__TASK OBJECTIVE__: Transcribe the whole listing below without changing a word, but leave out every image.

========================

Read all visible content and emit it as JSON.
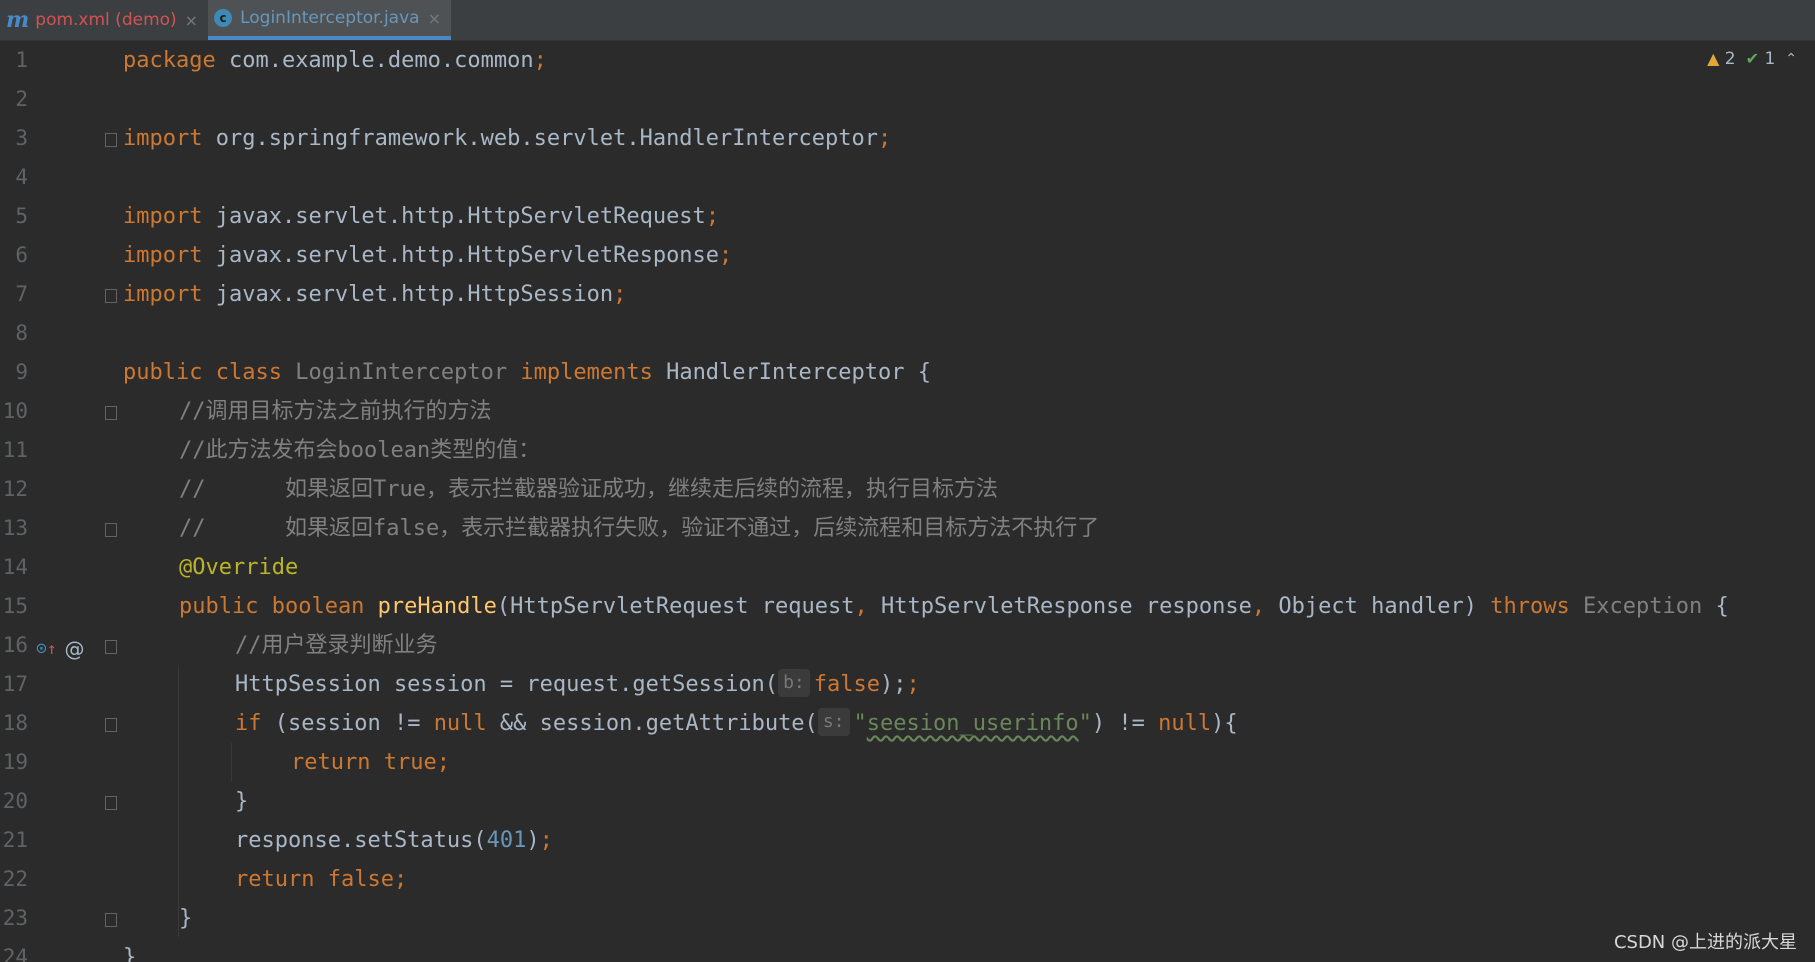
{
  "tabs": [
    {
      "icon": "maven-icon",
      "glyph": "m",
      "label": "pom.xml (demo)",
      "active": false
    },
    {
      "icon": "java-class-icon",
      "glyph": "c",
      "label": "LoginInterceptor.java",
      "active": true
    }
  ],
  "close_glyph": "×",
  "status": {
    "warnings": "2",
    "ok": "1",
    "warn_glyph": "▲",
    "ok_glyph": "✔",
    "chevron": "⌃"
  },
  "gutter": {
    "override_glyph": "⊙",
    "override_arrow": "↑",
    "at_glyph": "@"
  },
  "line_numbers": [
    "1",
    "2",
    "3",
    "4",
    "5",
    "6",
    "7",
    "8",
    "9",
    "10",
    "11",
    "12",
    "13",
    "14",
    "15",
    "16",
    "17",
    "18",
    "19",
    "20",
    "21",
    "22",
    "23",
    "24"
  ],
  "code": {
    "l1_kw": "package",
    "l1_rest": " com.example.demo.common",
    "semi": ";",
    "l3_kw": "import",
    "l3_rest": " org.springframework.web.servlet.HandlerInterceptor",
    "l5_rest": " javax.servlet.http.HttpServletRequest",
    "l6_rest": " javax.servlet.http.HttpServletResponse",
    "l7_rest": " javax.servlet.http.HttpSession",
    "l9_kw1": "public class",
    "l9_cls": " LoginInterceptor",
    "l9_kw2": " implements",
    "l9_rest": " HandlerInterceptor {",
    "l10": "//调用目标方法之前执行的方法",
    "l11": "//此方法发布会boolean类型的值：",
    "l12": "//      如果返回True，表示拦截器验证成功，继续走后续的流程，执行目标方法",
    "l13": "//      如果返回false，表示拦截器执行失败，验证不通过，后续流程和目标方法不执行了",
    "l14": "@Override",
    "l15_kw": "public boolean",
    "l15_fn": " preHandle",
    "l15_a": "(HttpServletRequest request",
    "l15_comma": ",",
    "l15_b": " HttpServletResponse response",
    "l15_c": " Object handler) ",
    "l15_throws": "throws",
    "l15_exc": " Exception ",
    "l15_brace": "{",
    "l16": "//用户登录判断业务",
    "l17_a": "HttpSession session = request.getSession(",
    "l17_hint": "b:",
    "l17_false": "false",
    "l17_end": ");",
    "l18_if": "if",
    "l18_a": " (session != ",
    "l18_null": "null",
    "l18_b": " && session.getAttribute(",
    "l18_hint": "s:",
    "l18_q1": "\"",
    "l18_str": "seesion_userinfo",
    "l18_q2": "\"",
    "l18_c": ") != ",
    "l18_null2": "null",
    "l18_d": "){",
    "l19": "return true;",
    "l20": "}",
    "l21_a": "response.setStatus(",
    "l21_num": "401",
    "l21_b": ")",
    "l22": "return false;",
    "l23": "}",
    "l24": "}"
  },
  "watermark": "CSDN @上进的派大星",
  "colors": {
    "keyword": "#cc7832",
    "comment": "#808080",
    "string": "#6a8759",
    "number": "#6897bb",
    "annotation": "#bbb529",
    "method": "#ffc66d",
    "text": "#a9b7c6",
    "background": "#2b2b2b"
  }
}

========================

__EXERCISE OUTPUT__:
Read all visible content and emit it as JSON.
{
  "tabs": [
    {
      "icon": "maven-icon",
      "glyph": "m",
      "label": "pom.xml (demo)",
      "active": false
    },
    {
      "icon": "java-class-icon",
      "glyph": "c",
      "label": "LoginInterceptor.java",
      "active": true
    }
  ],
  "close_glyph": "×",
  "status": {
    "warnings": "2",
    "ok": "1",
    "warn_glyph": "▲",
    "ok_glyph": "✔",
    "chevron": "⌃"
  },
  "gutter": {
    "override_glyph": "⊙",
    "override_arrow": "↑",
    "at_glyph": "@"
  },
  "line_numbers": [
    "1",
    "2",
    "3",
    "4",
    "5",
    "6",
    "7",
    "8",
    "9",
    "10",
    "11",
    "12",
    "13",
    "14",
    "15",
    "16",
    "17",
    "18",
    "19",
    "20",
    "21",
    "22",
    "23",
    "24"
  ],
  "code": {
    "l1_kw": "package",
    "l1_rest": " com.example.demo.common",
    "semi": ";",
    "l3_kw": "import",
    "l3_rest": " org.springframework.web.servlet.HandlerInterceptor",
    "l5_rest": " javax.servlet.http.HttpServletRequest",
    "l6_rest": " javax.servlet.http.HttpServletResponse",
    "l7_rest": " javax.servlet.http.HttpSession",
    "l9_kw1": "public class",
    "l9_cls": " LoginInterceptor",
    "l9_kw2": " implements",
    "l9_rest": " HandlerInterceptor {",
    "l10": "//调用目标方法之前执行的方法",
    "l11": "//此方法发布会boolean类型的值：",
    "l12": "//      如果返回True，表示拦截器验证成功，继续走后续的流程，执行目标方法",
    "l13": "//      如果返回false，表示拦截器执行失败，验证不通过，后续流程和目标方法不执行了",
    "l14": "@Override",
    "l15_kw": "public boolean",
    "l15_fn": " preHandle",
    "l15_a": "(HttpServletRequest request",
    "l15_comma": ",",
    "l15_b": " HttpServletResponse response",
    "l15_c": " Object handler) ",
    "l15_throws": "throws",
    "l15_exc": " Exception ",
    "l15_brace": "{",
    "l16": "//用户登录判断业务",
    "l17_a": "HttpSession session = request.getSession(",
    "l17_hint": "b:",
    "l17_false": "false",
    "l17_end": ");",
    "l18_if": "if",
    "l18_a": " (session != ",
    "l18_null": "null",
    "l18_b": " && session.getAttribute(",
    "l18_hint": "s:",
    "l18_q1": "\"",
    "l18_str": "seesion_userinfo",
    "l18_q2": "\"",
    "l18_c": ") != ",
    "l18_null2": "null",
    "l18_d": "){",
    "l19": "return true;",
    "l20": "}",
    "l21_a": "response.setStatus(",
    "l21_num": "401",
    "l21_b": ")",
    "l22": "return false;",
    "l23": "}",
    "l24": "}"
  },
  "watermark": "CSDN @上进的派大星",
  "colors": {
    "keyword": "#cc7832",
    "comment": "#808080",
    "string": "#6a8759",
    "number": "#6897bb",
    "annotation": "#bbb529",
    "method": "#ffc66d",
    "text": "#a9b7c6",
    "background": "#2b2b2b"
  }
}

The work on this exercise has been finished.